--- BEGIN ---

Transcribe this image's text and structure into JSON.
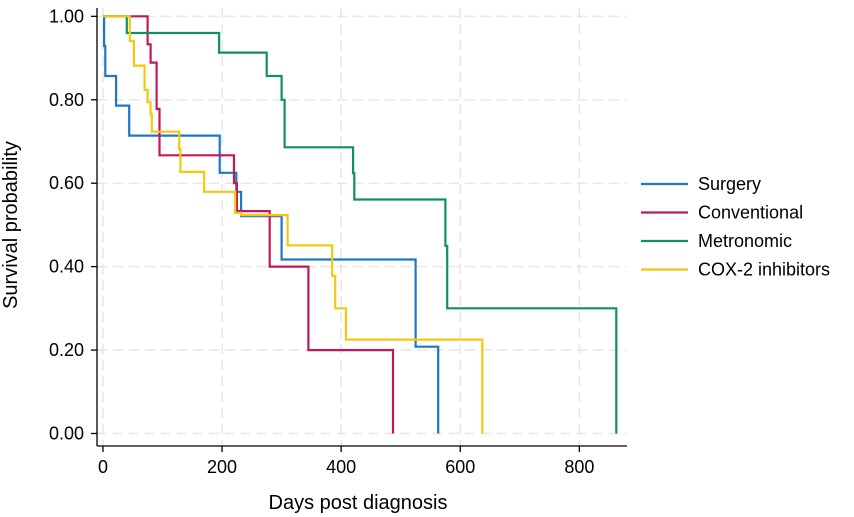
{
  "chart_data": {
    "type": "line",
    "step": true,
    "title": "",
    "xlabel": "Days post diagnosis",
    "ylabel": "Survival probability",
    "xlim": [
      -10,
      880
    ],
    "ylim": [
      -0.03,
      1.02
    ],
    "x_ticks": [
      0,
      200,
      400,
      600,
      800
    ],
    "x_tick_labels": [
      "0",
      "200",
      "400",
      "600",
      "800"
    ],
    "y_ticks": [
      0,
      0.2,
      0.4,
      0.6,
      0.8,
      1.0
    ],
    "y_tick_labels": [
      "0.00",
      "0.20",
      "0.40",
      "0.60",
      "0.80",
      "1.00"
    ],
    "grid": true,
    "legend_position": "right",
    "series": [
      {
        "name": "Surgery",
        "color": "#1f77c2",
        "points": [
          [
            0,
            1.0
          ],
          [
            2,
            0.929
          ],
          [
            4,
            0.857
          ],
          [
            22,
            0.786
          ],
          [
            44,
            0.714
          ],
          [
            196,
            0.625
          ],
          [
            220,
            0.625
          ],
          [
            224,
            0.5795
          ],
          [
            232,
            0.521
          ],
          [
            300,
            0.417
          ],
          [
            525,
            0.208
          ],
          [
            563,
            0.208
          ],
          [
            563,
            0.0
          ]
        ]
      },
      {
        "name": "Conventional",
        "color": "#c2185b",
        "points": [
          [
            0,
            1.0
          ],
          [
            75,
            0.933
          ],
          [
            80,
            0.889
          ],
          [
            90,
            0.778
          ],
          [
            95,
            0.667
          ],
          [
            220,
            0.6
          ],
          [
            225,
            0.533
          ],
          [
            280,
            0.4
          ],
          [
            345,
            0.2
          ],
          [
            487,
            0.2
          ],
          [
            487,
            0.0
          ]
        ]
      },
      {
        "name": "Metronomic",
        "color": "#109060",
        "points": [
          [
            0,
            1.0
          ],
          [
            40,
            0.96
          ],
          [
            195,
            0.913
          ],
          [
            275,
            0.857
          ],
          [
            300,
            0.8
          ],
          [
            305,
            0.686
          ],
          [
            420,
            0.624
          ],
          [
            422,
            0.561
          ],
          [
            575,
            0.45
          ],
          [
            578,
            0.3
          ],
          [
            862,
            0.3
          ],
          [
            862,
            0.0
          ]
        ]
      },
      {
        "name": "COX-2 inhibitors",
        "color": "#f2c811",
        "points": [
          [
            0,
            1.0
          ],
          [
            45,
            0.941
          ],
          [
            52,
            0.882
          ],
          [
            70,
            0.824
          ],
          [
            75,
            0.794
          ],
          [
            80,
            0.765
          ],
          [
            82,
            0.7235
          ],
          [
            128,
            0.682
          ],
          [
            130,
            0.627
          ],
          [
            170,
            0.5795
          ],
          [
            222,
            0.529
          ],
          [
            232,
            0.5235
          ],
          [
            310,
            0.451
          ],
          [
            385,
            0.378
          ],
          [
            390,
            0.3
          ],
          [
            408,
            0.225
          ],
          [
            637,
            0.225
          ],
          [
            637,
            0.0
          ]
        ]
      }
    ]
  }
}
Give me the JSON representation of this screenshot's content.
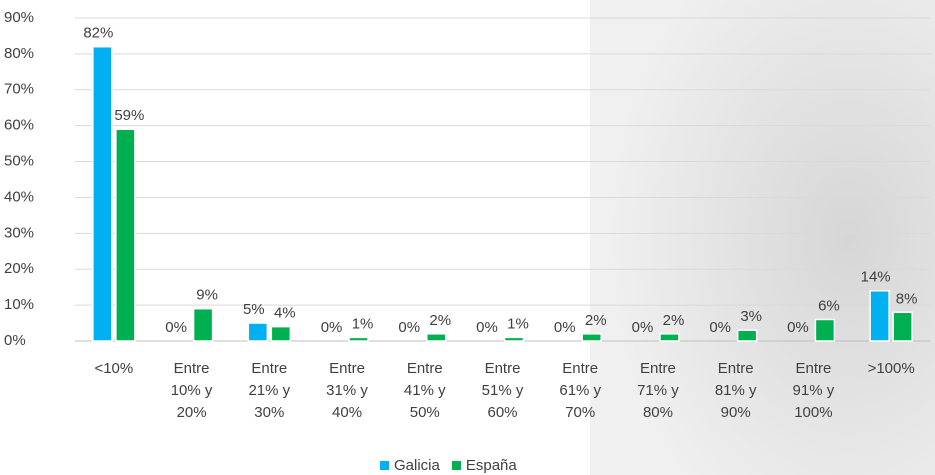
{
  "chart_data": {
    "type": "bar",
    "categories": [
      "<10%",
      "Entre\n10% y\n20%",
      "Entre\n21% y\n30%",
      "Entre\n31% y\n40%",
      "Entre\n41% y\n50%",
      "Entre\n51% y\n60%",
      "Entre\n61% y\n70%",
      "Entre\n71% y\n80%",
      "Entre\n81% y\n90%",
      "Entre\n91% y\n100%",
      ">100%"
    ],
    "series": [
      {
        "name": "Galicia",
        "color": "#00b0f0",
        "values": [
          82,
          0,
          5,
          0,
          0,
          0,
          0,
          0,
          0,
          0,
          14
        ],
        "value_labels": [
          "82%",
          "0%",
          "5%",
          "0%",
          "0%",
          "0%",
          "0%",
          "0%",
          "0%",
          "0%",
          "14%"
        ]
      },
      {
        "name": "España",
        "color": "#00b050",
        "values": [
          59,
          9,
          4,
          1,
          2,
          1,
          2,
          2,
          3,
          6,
          8
        ],
        "value_labels": [
          "59%",
          "9%",
          "4%",
          "1%",
          "2%",
          "1%",
          "2%",
          "2%",
          "3%",
          "6%",
          "8%"
        ]
      }
    ],
    "ylim": [
      0,
      90
    ],
    "yticks": [
      {
        "value": 0,
        "label": "0%"
      },
      {
        "value": 10,
        "label": "10%"
      },
      {
        "value": 20,
        "label": "20%"
      },
      {
        "value": 30,
        "label": "30%"
      },
      {
        "value": 40,
        "label": "40%"
      },
      {
        "value": 50,
        "label": "50%"
      },
      {
        "value": 60,
        "label": "60%"
      },
      {
        "value": 70,
        "label": "70%"
      },
      {
        "value": 80,
        "label": "80%"
      },
      {
        "value": 90,
        "label": "90%"
      }
    ],
    "grid": true
  }
}
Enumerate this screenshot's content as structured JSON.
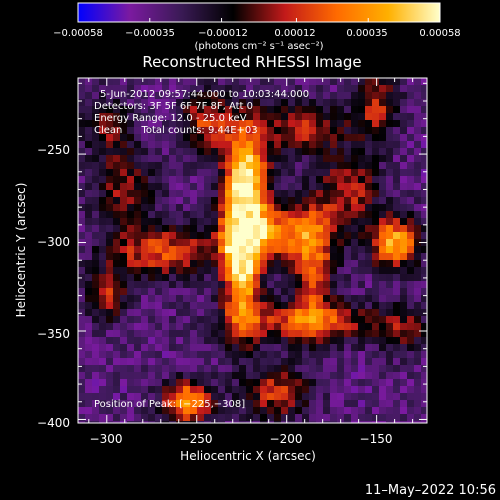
{
  "chart_data": {
    "type": "heatmap",
    "title": "Reconstructed RHESSI Image",
    "xlabel": "Heliocentric X (arcsec)",
    "ylabel": "Heliocentric Y (arcsec)",
    "xlim": [
      -316,
      -122
    ],
    "ylim": [
      -402,
      -207
    ],
    "x_ticks": [
      -300,
      -250,
      -200,
      -150
    ],
    "x_tick_labels": [
      "−300",
      "−250",
      "−200",
      "−150"
    ],
    "y_ticks": [
      -250,
      -300,
      -350,
      -400
    ],
    "y_tick_labels": [
      "−250",
      "−300",
      "−350",
      "−400"
    ],
    "colorbar": {
      "range": [
        -0.00058,
        0.00058
      ],
      "ticks": [
        -0.00058,
        -0.00035,
        -0.00012,
        0.00012,
        0.00035,
        0.00058
      ],
      "tick_labels": [
        "−0.00058",
        "−0.00035",
        "−0.00012",
        "0.00012",
        "0.00035",
        "0.00058"
      ],
      "unit_label": "(photons cm⁻² s⁻¹ asec⁻²)",
      "colors": [
        "#0000ff",
        "#7b1aa0",
        "#3a1a55",
        "#000000",
        "#c21a1a",
        "#ff6a00",
        "#ffb000",
        "#ffffcc"
      ]
    },
    "annotations": [
      "5-Jun-2012 09:57:44.000 to 10:03:44.000",
      "Detectors: 3F 5F 6F 7F 8F, Att 0",
      "Energy Range: 12.0 - 25.0 keV",
      "Clean      Total counts: 9.44E+03"
    ],
    "peak_label": "Position of Peak: [−225,−308]",
    "peak": {
      "x": -225,
      "y": -308
    },
    "sources": [
      {
        "x": -225,
        "y": -308,
        "sx": 7,
        "sy": 30,
        "amp": 1.0
      },
      {
        "x": -222,
        "y": -262,
        "sx": 9,
        "sy": 22,
        "amp": 0.75
      },
      {
        "x": -205,
        "y": -295,
        "sx": 20,
        "sy": 12,
        "amp": 0.6
      },
      {
        "x": -270,
        "y": -305,
        "sx": 22,
        "sy": 10,
        "amp": 0.55
      },
      {
        "x": -190,
        "y": -345,
        "sx": 30,
        "sy": 8,
        "amp": 0.55
      },
      {
        "x": -140,
        "y": -300,
        "sx": 10,
        "sy": 10,
        "amp": 0.8
      },
      {
        "x": -165,
        "y": -270,
        "sx": 12,
        "sy": 14,
        "amp": 0.45
      },
      {
        "x": -255,
        "y": -390,
        "sx": 10,
        "sy": 8,
        "amp": 0.8
      },
      {
        "x": -205,
        "y": -385,
        "sx": 12,
        "sy": 10,
        "amp": 0.5
      },
      {
        "x": -245,
        "y": -232,
        "sx": 10,
        "sy": 12,
        "amp": 0.5
      },
      {
        "x": -190,
        "y": -235,
        "sx": 18,
        "sy": 10,
        "amp": 0.45
      },
      {
        "x": -150,
        "y": -222,
        "sx": 8,
        "sy": 14,
        "amp": 0.45
      },
      {
        "x": -290,
        "y": -270,
        "sx": 12,
        "sy": 14,
        "amp": 0.4
      },
      {
        "x": -300,
        "y": -235,
        "sx": 10,
        "sy": 12,
        "amp": 0.35
      },
      {
        "x": -185,
        "y": -315,
        "sx": 8,
        "sy": 25,
        "amp": 0.5
      },
      {
        "x": -300,
        "y": -330,
        "sx": 8,
        "sy": 10,
        "amp": 0.45
      },
      {
        "x": -135,
        "y": -350,
        "sx": 10,
        "sy": 10,
        "amp": 0.3
      }
    ]
  },
  "timestamp": "11–May–2022 10:56"
}
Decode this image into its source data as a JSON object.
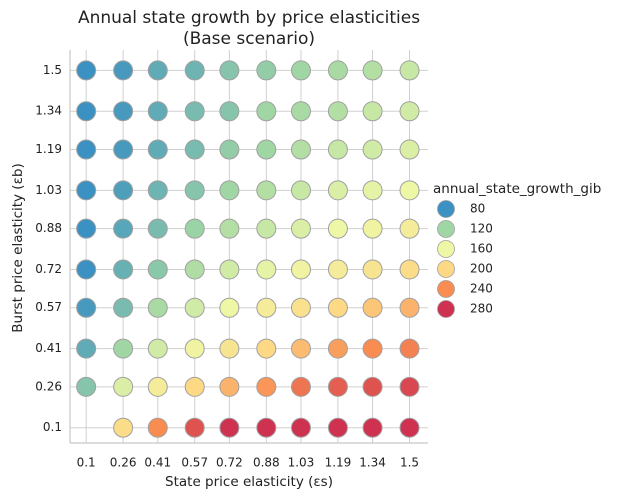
{
  "chart_data": {
    "type": "bubble-grid",
    "title": "Annual state growth by price elasticities",
    "subtitle": "(Base scenario)",
    "x_label": "State price elasticity (εs)",
    "y_label": "Burst price elasticity (εb)",
    "x": [
      0.1,
      0.26,
      0.41,
      0.57,
      0.72,
      0.88,
      1.03,
      1.19,
      1.34,
      1.5
    ],
    "y": [
      1.5,
      1.34,
      1.19,
      1.03,
      0.88,
      0.72,
      0.57,
      0.41,
      0.26,
      0.1
    ],
    "values": [
      [
        80,
        85,
        95,
        100,
        110,
        115,
        120,
        125,
        130,
        140
      ],
      [
        75,
        85,
        95,
        105,
        110,
        120,
        125,
        130,
        140,
        145
      ],
      [
        75,
        85,
        95,
        105,
        115,
        120,
        130,
        140,
        145,
        150
      ],
      [
        75,
        88,
        100,
        110,
        120,
        130,
        140,
        150,
        155,
        160
      ],
      [
        78,
        92,
        105,
        118,
        130,
        140,
        150,
        160,
        165,
        175
      ],
      [
        80,
        98,
        112,
        128,
        145,
        155,
        165,
        175,
        185,
        195
      ],
      [
        85,
        105,
        125,
        145,
        160,
        175,
        190,
        200,
        210,
        220
      ],
      [
        95,
        120,
        145,
        165,
        185,
        200,
        215,
        230,
        240,
        245
      ],
      [
        110,
        150,
        175,
        200,
        220,
        235,
        250,
        260,
        265,
        270
      ],
      [
        null,
        195,
        240,
        265,
        280,
        290,
        295,
        300,
        305,
        305
      ]
    ],
    "xlim": [
      0.03,
      1.58
    ],
    "ylim": [
      0.04,
      1.58
    ],
    "xticks": [
      0.1,
      0.26,
      0.41,
      0.57,
      0.72,
      0.88,
      1.03,
      1.19,
      1.34,
      1.5
    ],
    "yticks": [
      0.1,
      0.26,
      0.41,
      0.57,
      0.72,
      0.88,
      1.03,
      1.19,
      1.34,
      1.5
    ],
    "grid": true,
    "legend": {
      "title": "annual_state_growth_gib",
      "items": [
        {
          "value": 80,
          "color": "#3a91c2"
        },
        {
          "value": 120,
          "color": "#9fd6a3"
        },
        {
          "value": 160,
          "color": "#eef7a6"
        },
        {
          "value": 200,
          "color": "#fdd985"
        },
        {
          "value": 240,
          "color": "#f88c51"
        },
        {
          "value": 280,
          "color": "#cf3150"
        }
      ]
    }
  }
}
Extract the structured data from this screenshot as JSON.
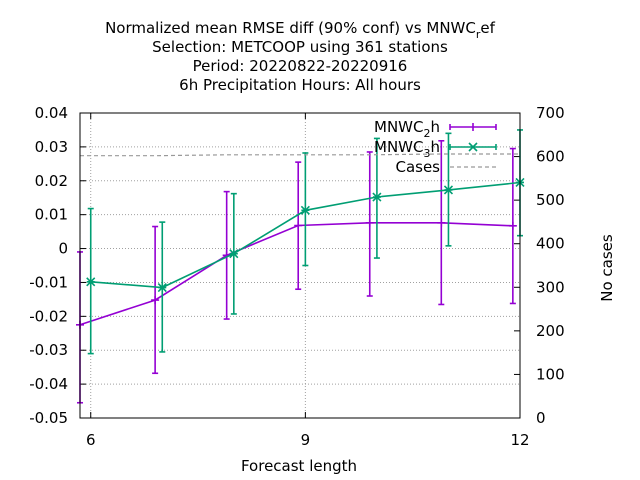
{
  "chart_data": {
    "type": "line",
    "title_lines": [
      {
        "text": "Normalized mean RMSE diff (90% conf) vs MNWC",
        "sub": "r",
        "tail": "ef"
      },
      {
        "text": "Selection: METCOOP using   361 stations",
        "sub": "",
        "tail": ""
      },
      {
        "text": "Period: 20220822-20220916",
        "sub": "",
        "tail": ""
      },
      {
        "text": "6h Precipitation   Hours:  All hours",
        "sub": "",
        "tail": ""
      }
    ],
    "xlabel": "Forecast length",
    "ylabel": "",
    "y2label": "No cases",
    "xlim": [
      5.85,
      12
    ],
    "ylim": [
      -0.05,
      0.04
    ],
    "y2lim": [
      0,
      700
    ],
    "x_ticks": [
      6,
      9,
      12
    ],
    "y_ticks": [
      "0.04",
      "0.03",
      "0.02",
      "0.01",
      "0",
      "-0.01",
      "-0.02",
      "-0.03",
      "-0.04",
      "-0.05"
    ],
    "y2_ticks": [
      "700",
      "600",
      "500",
      "400",
      "300",
      "200",
      "100",
      "0"
    ],
    "grid": true,
    "legend_position": "top-right",
    "series": [
      {
        "name": "MNWC",
        "name_sub": "2",
        "name_tail": "h",
        "color": "#9400d3",
        "marker": "plus",
        "x": [
          5.85,
          6.9,
          7.9,
          8.9,
          9.9,
          10.9,
          11.9
        ],
        "y": [
          -0.0225,
          -0.0152,
          -0.002,
          0.0068,
          0.0076,
          0.0076,
          0.0067
        ],
        "err_low": [
          -0.0455,
          -0.0368,
          -0.0208,
          -0.012,
          -0.014,
          -0.0165,
          -0.0162
        ],
        "err_high": [
          -0.001,
          0.0065,
          0.0168,
          0.0255,
          0.0285,
          0.0318,
          0.0295
        ]
      },
      {
        "name": "MNWC",
        "name_sub": "3",
        "name_tail": "h",
        "color": "#009e73",
        "marker": "cross",
        "x": [
          6.0,
          7.0,
          8.0,
          9.0,
          10.0,
          11.0,
          12.0
        ],
        "y": [
          -0.0098,
          -0.0115,
          -0.0015,
          0.0113,
          0.0152,
          0.0173,
          0.0195
        ],
        "err_low": [
          -0.031,
          -0.0305,
          -0.0193,
          -0.005,
          -0.0028,
          0.0008,
          0.0038
        ],
        "err_high": [
          0.0118,
          0.0078,
          0.0162,
          0.0282,
          0.0325,
          0.034,
          0.035
        ]
      },
      {
        "name": "Cases",
        "name_sub": "",
        "name_tail": "",
        "color": "#999999",
        "axis": "y2",
        "style": "dashed",
        "x": [
          5.85,
          6.9,
          7.9,
          8.9,
          9.9,
          10.9,
          12.0
        ],
        "y": [
          602,
          602,
          604,
          604,
          604,
          606,
          606
        ]
      }
    ]
  }
}
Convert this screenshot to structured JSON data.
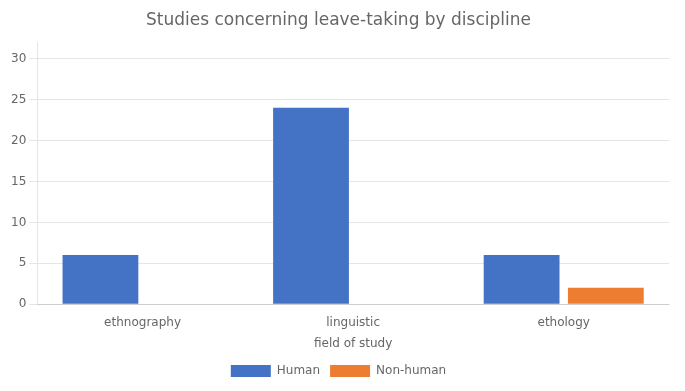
{
  "chart_data": {
    "type": "bar",
    "title": "Studies concerning leave-taking by discipline",
    "xlabel": "field of study",
    "categories": [
      "ethnography",
      "linguistic",
      "ethology"
    ],
    "series": [
      {
        "name": "Human",
        "color": "#4472C4",
        "values": [
          6,
          24,
          6
        ]
      },
      {
        "name": "Non-human",
        "color": "#ED7D31",
        "values": [
          0,
          0,
          2
        ]
      }
    ],
    "ylim": [
      0,
      32
    ],
    "yticks": [
      0,
      5,
      10,
      15,
      20,
      25,
      30
    ],
    "grid": true,
    "legend": "bottom"
  }
}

--- END ---

_AIM_
Quote exactly, and only, the lines from the line containing "Convert this screenshot" through the final line of the records above, both included, omitting any pictures.

_TASK OUTPUT_
Convert this screenshot to structured JSON data.
{
  "chart_data": {
    "type": "bar",
    "title": "Studies concerning leave-taking by discipline",
    "xlabel": "field of study",
    "categories": [
      "ethnography",
      "linguistic",
      "ethology"
    ],
    "series": [
      {
        "name": "Human",
        "color": "#4472C4",
        "values": [
          6,
          24,
          6
        ]
      },
      {
        "name": "Non-human",
        "color": "#ED7D31",
        "values": [
          0,
          0,
          2
        ]
      }
    ],
    "ylim": [
      0,
      32
    ],
    "yticks": [
      0,
      5,
      10,
      15,
      20,
      25,
      30
    ],
    "grid": true,
    "legend": "bottom"
  }
}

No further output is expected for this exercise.